**Excerpt:**
VandeHei and I read the article and were impressed by the detail of Bresnahan's reporting. But, as editors always do, we had our quibbles. Like the lead paragraph: Too bulky, and too bland. The story was a good bit better than the introduction.

We rushed the patient to the operating table for emergency surgery. With VandeHei hovering over my shoulder, this is what I came up with:

"Top House Democrats, working in concert with anti-war groups, have decided against using congressional power to force a quick end to U.S. involvement in Iraq, and instead will pursue a slow-bleed strategy designed to gradually limit the administration's options."

That is not exactly prize-winning prose, but it seemed a little snappier to us -- and more on point. Please note the context: What is slowly bleeding away is the administration's political support to keep fighting the war. Republicans pounced on the phrase because of the ease with which that context could be shorn away, to give the impression that what Democrats were slow-bleeding were the bodies of troops in Iraq.

That willingness to wrest words from context -- and to attribute the phrase to Democrats even though it was not theirs -- was demagogic on the part of Republican operatives. But it was never my plan to make their work so easy.

A journalist's job is to clarify political debate, not further muddy it. In the two weeks since his original article, Bresnahan's reporting has continued to clarify the unfolding Iraq argument, even as his editors made life more difficult for him.


Really? As Media Matters pointed out that on Feb 13th Ryan Lizza, senior editor of The New Republic had this to say about Murtha's plan.

LIZZA: And look, they're reading the same polls that we're all reading, and they realize that the American public doesn't quite -- there's not a big majority for defunding the troops, so it doesn't look like the Democratic leadership is going to go there. Instead, what you're going to have is a strategy led by Murtha, which is going to be to limit the number of troops available to President Bush by putting some restrictions on what troops will be allowed to be brought over to Iraq.

Document understanding data
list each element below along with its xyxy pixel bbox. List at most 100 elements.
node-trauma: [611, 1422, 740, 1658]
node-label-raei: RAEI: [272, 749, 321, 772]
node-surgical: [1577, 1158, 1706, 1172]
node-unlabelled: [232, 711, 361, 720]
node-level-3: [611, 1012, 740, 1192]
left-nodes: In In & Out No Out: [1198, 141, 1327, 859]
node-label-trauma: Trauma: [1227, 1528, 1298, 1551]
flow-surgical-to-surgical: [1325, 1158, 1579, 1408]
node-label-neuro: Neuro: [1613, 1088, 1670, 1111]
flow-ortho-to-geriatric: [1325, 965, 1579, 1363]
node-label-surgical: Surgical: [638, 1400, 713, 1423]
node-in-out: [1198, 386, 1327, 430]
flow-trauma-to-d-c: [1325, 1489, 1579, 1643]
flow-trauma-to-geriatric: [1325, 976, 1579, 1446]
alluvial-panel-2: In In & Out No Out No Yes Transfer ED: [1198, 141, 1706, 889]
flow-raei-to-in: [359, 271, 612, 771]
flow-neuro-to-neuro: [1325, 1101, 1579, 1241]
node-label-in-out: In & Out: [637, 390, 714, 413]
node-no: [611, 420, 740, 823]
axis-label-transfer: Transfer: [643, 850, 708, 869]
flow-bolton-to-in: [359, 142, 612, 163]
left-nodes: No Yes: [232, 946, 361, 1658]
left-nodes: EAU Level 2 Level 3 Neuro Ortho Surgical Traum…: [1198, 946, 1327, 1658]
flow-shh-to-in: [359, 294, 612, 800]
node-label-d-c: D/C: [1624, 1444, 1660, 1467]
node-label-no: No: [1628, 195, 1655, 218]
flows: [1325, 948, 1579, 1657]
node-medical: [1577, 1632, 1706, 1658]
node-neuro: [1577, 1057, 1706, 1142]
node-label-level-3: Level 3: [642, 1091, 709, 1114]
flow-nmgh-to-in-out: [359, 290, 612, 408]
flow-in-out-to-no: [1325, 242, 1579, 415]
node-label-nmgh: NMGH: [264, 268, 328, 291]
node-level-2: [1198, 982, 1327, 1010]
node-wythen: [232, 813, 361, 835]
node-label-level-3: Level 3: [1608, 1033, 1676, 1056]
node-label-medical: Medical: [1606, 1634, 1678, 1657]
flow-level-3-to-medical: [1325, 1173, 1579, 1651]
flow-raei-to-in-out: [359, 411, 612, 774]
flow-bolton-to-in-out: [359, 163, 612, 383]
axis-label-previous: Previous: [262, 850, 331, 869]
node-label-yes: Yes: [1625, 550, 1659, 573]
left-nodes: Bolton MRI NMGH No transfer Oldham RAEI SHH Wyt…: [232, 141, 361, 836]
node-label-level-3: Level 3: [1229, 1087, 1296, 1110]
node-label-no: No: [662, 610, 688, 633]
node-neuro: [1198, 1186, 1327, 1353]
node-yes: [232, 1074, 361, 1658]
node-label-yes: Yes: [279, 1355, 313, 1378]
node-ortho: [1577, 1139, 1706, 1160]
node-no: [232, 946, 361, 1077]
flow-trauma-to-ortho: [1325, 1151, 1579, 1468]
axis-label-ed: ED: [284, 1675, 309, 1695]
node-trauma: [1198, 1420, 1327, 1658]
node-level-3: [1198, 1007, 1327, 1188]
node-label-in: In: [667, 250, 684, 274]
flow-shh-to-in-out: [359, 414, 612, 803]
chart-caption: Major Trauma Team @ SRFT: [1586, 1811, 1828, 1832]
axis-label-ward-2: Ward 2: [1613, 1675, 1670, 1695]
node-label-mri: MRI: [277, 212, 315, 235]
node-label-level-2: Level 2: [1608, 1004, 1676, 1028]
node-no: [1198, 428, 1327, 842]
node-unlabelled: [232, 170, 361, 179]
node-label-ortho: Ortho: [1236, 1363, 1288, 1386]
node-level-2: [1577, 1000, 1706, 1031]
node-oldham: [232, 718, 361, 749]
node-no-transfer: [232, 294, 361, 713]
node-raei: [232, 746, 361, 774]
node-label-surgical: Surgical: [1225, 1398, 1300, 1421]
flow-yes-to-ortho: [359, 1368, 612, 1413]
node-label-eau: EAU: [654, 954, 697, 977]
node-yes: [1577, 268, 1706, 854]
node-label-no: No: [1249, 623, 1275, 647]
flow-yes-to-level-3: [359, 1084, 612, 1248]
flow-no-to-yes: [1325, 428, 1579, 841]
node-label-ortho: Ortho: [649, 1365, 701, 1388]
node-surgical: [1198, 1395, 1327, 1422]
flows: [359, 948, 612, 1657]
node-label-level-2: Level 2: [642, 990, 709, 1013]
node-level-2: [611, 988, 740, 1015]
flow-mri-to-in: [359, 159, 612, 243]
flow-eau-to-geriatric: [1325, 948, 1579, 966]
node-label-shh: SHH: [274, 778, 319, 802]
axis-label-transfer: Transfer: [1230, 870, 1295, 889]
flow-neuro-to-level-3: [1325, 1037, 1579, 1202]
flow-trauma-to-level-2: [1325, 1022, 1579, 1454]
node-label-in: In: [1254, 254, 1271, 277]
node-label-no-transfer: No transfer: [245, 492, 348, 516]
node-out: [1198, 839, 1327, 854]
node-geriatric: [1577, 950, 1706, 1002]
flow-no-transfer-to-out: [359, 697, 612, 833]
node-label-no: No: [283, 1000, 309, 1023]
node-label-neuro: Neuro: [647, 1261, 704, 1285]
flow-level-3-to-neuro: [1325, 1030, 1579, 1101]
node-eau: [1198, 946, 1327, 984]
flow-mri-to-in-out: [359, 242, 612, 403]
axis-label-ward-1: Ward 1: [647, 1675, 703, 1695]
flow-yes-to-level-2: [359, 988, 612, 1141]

**Problem 1:** In the excerpt, on what date did Ryan Lizza comment on Murtha's plan?
**Problem 2:** Which individual people does the excerpt mention by name?
These entries are separate material and have no connection to the excerpt.

**Result 1:** Feb 13th

**Result 2:** VandeHei, Bresnahan, Ryan Lizza, Murtha, President Bush